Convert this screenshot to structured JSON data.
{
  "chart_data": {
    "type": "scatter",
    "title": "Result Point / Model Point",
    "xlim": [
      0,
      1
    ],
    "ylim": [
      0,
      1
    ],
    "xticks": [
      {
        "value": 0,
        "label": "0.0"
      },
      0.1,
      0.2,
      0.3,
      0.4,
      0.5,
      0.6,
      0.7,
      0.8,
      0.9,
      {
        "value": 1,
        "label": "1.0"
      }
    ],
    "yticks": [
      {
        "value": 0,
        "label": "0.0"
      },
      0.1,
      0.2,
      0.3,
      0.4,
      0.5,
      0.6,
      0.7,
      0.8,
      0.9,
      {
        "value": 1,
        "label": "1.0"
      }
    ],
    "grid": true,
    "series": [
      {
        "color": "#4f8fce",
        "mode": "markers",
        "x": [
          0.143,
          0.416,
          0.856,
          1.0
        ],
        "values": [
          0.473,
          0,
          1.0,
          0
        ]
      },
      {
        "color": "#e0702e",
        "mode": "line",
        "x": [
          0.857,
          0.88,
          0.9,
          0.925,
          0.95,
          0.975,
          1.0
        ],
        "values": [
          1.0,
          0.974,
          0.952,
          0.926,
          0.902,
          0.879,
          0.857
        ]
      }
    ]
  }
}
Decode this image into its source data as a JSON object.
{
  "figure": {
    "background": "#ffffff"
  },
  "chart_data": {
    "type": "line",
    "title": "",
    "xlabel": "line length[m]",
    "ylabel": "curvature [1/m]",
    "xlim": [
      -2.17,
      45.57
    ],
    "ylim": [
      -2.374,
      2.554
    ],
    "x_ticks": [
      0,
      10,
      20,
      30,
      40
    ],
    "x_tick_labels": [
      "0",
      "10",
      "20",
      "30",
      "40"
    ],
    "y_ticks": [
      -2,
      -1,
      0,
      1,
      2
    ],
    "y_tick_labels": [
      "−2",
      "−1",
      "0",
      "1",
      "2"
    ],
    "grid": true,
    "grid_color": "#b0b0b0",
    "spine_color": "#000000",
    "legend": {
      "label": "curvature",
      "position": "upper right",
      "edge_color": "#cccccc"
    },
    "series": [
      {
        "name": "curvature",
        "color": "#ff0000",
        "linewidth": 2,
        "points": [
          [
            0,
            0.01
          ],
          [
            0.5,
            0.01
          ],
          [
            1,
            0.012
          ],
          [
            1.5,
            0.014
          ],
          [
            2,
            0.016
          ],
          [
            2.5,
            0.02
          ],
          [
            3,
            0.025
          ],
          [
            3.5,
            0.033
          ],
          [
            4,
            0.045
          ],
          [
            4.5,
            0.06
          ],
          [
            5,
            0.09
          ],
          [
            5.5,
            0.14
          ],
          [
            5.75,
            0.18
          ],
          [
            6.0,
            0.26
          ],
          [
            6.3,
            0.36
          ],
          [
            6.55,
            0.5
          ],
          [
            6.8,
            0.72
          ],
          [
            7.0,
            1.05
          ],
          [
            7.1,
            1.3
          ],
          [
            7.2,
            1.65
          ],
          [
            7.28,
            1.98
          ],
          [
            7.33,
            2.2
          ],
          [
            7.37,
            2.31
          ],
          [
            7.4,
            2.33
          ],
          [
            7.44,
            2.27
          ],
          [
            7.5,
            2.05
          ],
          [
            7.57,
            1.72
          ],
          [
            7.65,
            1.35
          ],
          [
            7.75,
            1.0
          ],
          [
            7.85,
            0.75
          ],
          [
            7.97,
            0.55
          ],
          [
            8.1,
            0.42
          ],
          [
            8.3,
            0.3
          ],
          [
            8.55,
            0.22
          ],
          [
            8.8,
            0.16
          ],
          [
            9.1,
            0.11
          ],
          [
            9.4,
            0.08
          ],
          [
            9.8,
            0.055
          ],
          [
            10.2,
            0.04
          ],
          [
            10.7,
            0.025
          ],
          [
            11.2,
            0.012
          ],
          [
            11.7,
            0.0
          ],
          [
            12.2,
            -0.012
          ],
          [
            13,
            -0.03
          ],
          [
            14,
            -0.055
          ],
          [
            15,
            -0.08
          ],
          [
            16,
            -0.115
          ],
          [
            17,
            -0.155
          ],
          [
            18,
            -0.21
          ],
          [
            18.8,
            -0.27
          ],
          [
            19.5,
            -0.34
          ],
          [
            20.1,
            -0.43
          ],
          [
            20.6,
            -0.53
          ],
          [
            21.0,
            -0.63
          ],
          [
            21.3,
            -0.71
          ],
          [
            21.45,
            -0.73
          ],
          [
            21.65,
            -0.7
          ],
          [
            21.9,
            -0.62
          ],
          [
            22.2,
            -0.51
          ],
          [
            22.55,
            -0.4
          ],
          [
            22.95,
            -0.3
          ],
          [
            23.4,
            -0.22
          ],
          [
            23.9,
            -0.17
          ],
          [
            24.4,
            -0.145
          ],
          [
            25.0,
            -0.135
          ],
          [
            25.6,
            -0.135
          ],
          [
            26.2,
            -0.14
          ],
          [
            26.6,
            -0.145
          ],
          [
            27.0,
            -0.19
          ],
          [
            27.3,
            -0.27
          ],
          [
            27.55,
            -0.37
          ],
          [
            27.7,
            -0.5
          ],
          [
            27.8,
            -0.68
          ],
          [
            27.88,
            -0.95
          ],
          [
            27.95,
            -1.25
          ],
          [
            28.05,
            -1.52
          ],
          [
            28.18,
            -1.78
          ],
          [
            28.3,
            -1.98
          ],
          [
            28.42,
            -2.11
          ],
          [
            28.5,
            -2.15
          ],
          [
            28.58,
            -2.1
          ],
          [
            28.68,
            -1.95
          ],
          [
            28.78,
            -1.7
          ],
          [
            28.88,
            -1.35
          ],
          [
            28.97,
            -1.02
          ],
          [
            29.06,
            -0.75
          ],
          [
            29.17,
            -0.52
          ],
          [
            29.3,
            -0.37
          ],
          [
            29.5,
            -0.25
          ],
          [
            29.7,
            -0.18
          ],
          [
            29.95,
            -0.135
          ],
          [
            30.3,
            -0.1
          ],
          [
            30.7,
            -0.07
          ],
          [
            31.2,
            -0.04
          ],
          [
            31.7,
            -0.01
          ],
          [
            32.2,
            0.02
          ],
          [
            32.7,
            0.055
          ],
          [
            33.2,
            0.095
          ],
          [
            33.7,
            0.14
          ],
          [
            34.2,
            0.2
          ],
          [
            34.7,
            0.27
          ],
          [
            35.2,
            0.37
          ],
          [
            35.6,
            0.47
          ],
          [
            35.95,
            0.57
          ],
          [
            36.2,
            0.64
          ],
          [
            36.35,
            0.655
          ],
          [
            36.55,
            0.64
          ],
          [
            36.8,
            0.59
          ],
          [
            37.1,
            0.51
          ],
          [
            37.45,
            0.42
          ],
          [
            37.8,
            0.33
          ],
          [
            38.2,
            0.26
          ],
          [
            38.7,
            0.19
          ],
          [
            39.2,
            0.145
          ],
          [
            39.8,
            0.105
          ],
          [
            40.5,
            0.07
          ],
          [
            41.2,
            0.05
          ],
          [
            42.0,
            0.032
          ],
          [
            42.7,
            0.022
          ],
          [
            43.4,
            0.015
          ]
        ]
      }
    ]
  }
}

--- Problem details ---
Copy out the material word for word and line for line.

--- Problem solution ---
Convert this screenshot to structured JSON data.
{
  "chart_data": {
    "type": "scatter",
    "title": "Result Point / Model Point",
    "xlim": [
      0,
      1
    ],
    "ylim": [
      0,
      1
    ],
    "xticks": [
      {
        "value": 0,
        "label": "0.0"
      },
      0.1,
      0.2,
      0.3,
      0.4,
      0.5,
      0.6,
      0.7,
      0.8,
      0.9,
      {
        "value": 1,
        "label": "1.0"
      }
    ],
    "yticks": [
      {
        "value": 0,
        "label": "0.0"
      },
      0.1,
      0.2,
      0.3,
      0.4,
      0.5,
      0.6,
      0.7,
      0.8,
      0.9,
      {
        "value": 1,
        "label": "1.0"
      }
    ],
    "grid": true,
    "series": [
      {
        "color": "#4f8fce",
        "mode": "markers",
        "x": [
          0.143,
          0.416,
          0.856,
          1.0
        ],
        "values": [
          0.473,
          0,
          1.0,
          0
        ]
      },
      {
        "color": "#e0702e",
        "mode": "line",
        "x": [
          0.857,
          0.88,
          0.9,
          0.925,
          0.95,
          0.975,
          1.0
        ],
        "values": [
          1.0,
          0.974,
          0.952,
          0.926,
          0.902,
          0.879,
          0.857
        ]
      }
    ]
  }
}
Decode this image into its source data as a JSON object.
{
  "figure": {
    "background": "#ffffff"
  },
  "chart_data": {
    "type": "line",
    "title": "",
    "xlabel": "line length[m]",
    "ylabel": "curvature [1/m]",
    "xlim": [
      -2.17,
      45.57
    ],
    "ylim": [
      -2.374,
      2.554
    ],
    "x_ticks": [
      0,
      10,
      20,
      30,
      40
    ],
    "x_tick_labels": [
      "0",
      "10",
      "20",
      "30",
      "40"
    ],
    "y_ticks": [
      -2,
      -1,
      0,
      1,
      2
    ],
    "y_tick_labels": [
      "−2",
      "−1",
      "0",
      "1",
      "2"
    ],
    "grid": true,
    "grid_color": "#b0b0b0",
    "spine_color": "#000000",
    "legend": {
      "label": "curvature",
      "position": "upper right",
      "edge_color": "#cccccc"
    },
    "series": [
      {
        "name": "curvature",
        "color": "#ff0000",
        "linewidth": 2,
        "points": [
          [
            0,
            0.01
          ],
          [
            0.5,
            0.01
          ],
          [
            1,
            0.012
          ],
          [
            1.5,
            0.014
          ],
          [
            2,
            0.016
          ],
          [
            2.5,
            0.02
          ],
          [
            3,
            0.025
          ],
          [
            3.5,
            0.033
          ],
          [
            4,
            0.045
          ],
          [
            4.5,
            0.06
          ],
          [
            5,
            0.09
          ],
          [
            5.5,
            0.14
          ],
          [
            5.75,
            0.18
          ],
          [
            6.0,
            0.26
          ],
          [
            6.3,
            0.36
          ],
          [
            6.55,
            0.5
          ],
          [
            6.8,
            0.72
          ],
          [
            7.0,
            1.05
          ],
          [
            7.1,
            1.3
          ],
          [
            7.2,
            1.65
          ],
          [
            7.28,
            1.98
          ],
          [
            7.33,
            2.2
          ],
          [
            7.37,
            2.31
          ],
          [
            7.4,
            2.33
          ],
          [
            7.44,
            2.27
          ],
          [
            7.5,
            2.05
          ],
          [
            7.57,
            1.72
          ],
          [
            7.65,
            1.35
          ],
          [
            7.75,
            1.0
          ],
          [
            7.85,
            0.75
          ],
          [
            7.97,
            0.55
          ],
          [
            8.1,
            0.42
          ],
          [
            8.3,
            0.3
          ],
          [
            8.55,
            0.22
          ],
          [
            8.8,
            0.16
          ],
          [
            9.1,
            0.11
          ],
          [
            9.4,
            0.08
          ],
          [
            9.8,
            0.055
          ],
          [
            10.2,
            0.04
          ],
          [
            10.7,
            0.025
          ],
          [
            11.2,
            0.012
          ],
          [
            11.7,
            0.0
          ],
          [
            12.2,
            -0.012
          ],
          [
            13,
            -0.03
          ],
          [
            14,
            -0.055
          ],
          [
            15,
            -0.08
          ],
          [
            16,
            -0.115
          ],
          [
            17,
            -0.155
          ],
          [
            18,
            -0.21
          ],
          [
            18.8,
            -0.27
          ],
          [
            19.5,
            -0.34
          ],
          [
            20.1,
            -0.43
          ],
          [
            20.6,
            -0.53
          ],
          [
            21.0,
            -0.63
          ],
          [
            21.3,
            -0.71
          ],
          [
            21.45,
            -0.73
          ],
          [
            21.65,
            -0.7
          ],
          [
            21.9,
            -0.62
          ],
          [
            22.2,
            -0.51
          ],
          [
            22.55,
            -0.4
          ],
          [
            22.95,
            -0.3
          ],
          [
            23.4,
            -0.22
          ],
          [
            23.9,
            -0.17
          ],
          [
            24.4,
            -0.145
          ],
          [
            25.0,
            -0.135
          ],
          [
            25.6,
            -0.135
          ],
          [
            26.2,
            -0.14
          ],
          [
            26.6,
            -0.145
          ],
          [
            27.0,
            -0.19
          ],
          [
            27.3,
            -0.27
          ],
          [
            27.55,
            -0.37
          ],
          [
            27.7,
            -0.5
          ],
          [
            27.8,
            -0.68
          ],
          [
            27.88,
            -0.95
          ],
          [
            27.95,
            -1.25
          ],
          [
            28.05,
            -1.52
          ],
          [
            28.18,
            -1.78
          ],
          [
            28.3,
            -1.98
          ],
          [
            28.42,
            -2.11
          ],
          [
            28.5,
            -2.15
          ],
          [
            28.58,
            -2.1
          ],
          [
            28.68,
            -1.95
          ],
          [
            28.78,
            -1.7
          ],
          [
            28.88,
            -1.35
          ],
          [
            28.97,
            -1.02
          ],
          [
            29.06,
            -0.75
          ],
          [
            29.17,
            -0.52
          ],
          [
            29.3,
            -0.37
          ],
          [
            29.5,
            -0.25
          ],
          [
            29.7,
            -0.18
          ],
          [
            29.95,
            -0.135
          ],
          [
            30.3,
            -0.1
          ],
          [
            30.7,
            -0.07
          ],
          [
            31.2,
            -0.04
          ],
          [
            31.7,
            -0.01
          ],
          [
            32.2,
            0.02
          ],
          [
            32.7,
            0.055
          ],
          [
            33.2,
            0.095
          ],
          [
            33.7,
            0.14
          ],
          [
            34.2,
            0.2
          ],
          [
            34.7,
            0.27
          ],
          [
            35.2,
            0.37
          ],
          [
            35.6,
            0.47
          ],
          [
            35.95,
            0.57
          ],
          [
            36.2,
            0.64
          ],
          [
            36.35,
            0.655
          ],
          [
            36.55,
            0.64
          ],
          [
            36.8,
            0.59
          ],
          [
            37.1,
            0.51
          ],
          [
            37.45,
            0.42
          ],
          [
            37.8,
            0.33
          ],
          [
            38.2,
            0.26
          ],
          [
            38.7,
            0.19
          ],
          [
            39.2,
            0.145
          ],
          [
            39.8,
            0.105
          ],
          [
            40.5,
            0.07
          ],
          [
            41.2,
            0.05
          ],
          [
            42.0,
            0.032
          ],
          [
            42.7,
            0.022
          ],
          [
            43.4,
            0.015
          ]
        ]
      }
    ]
  }
}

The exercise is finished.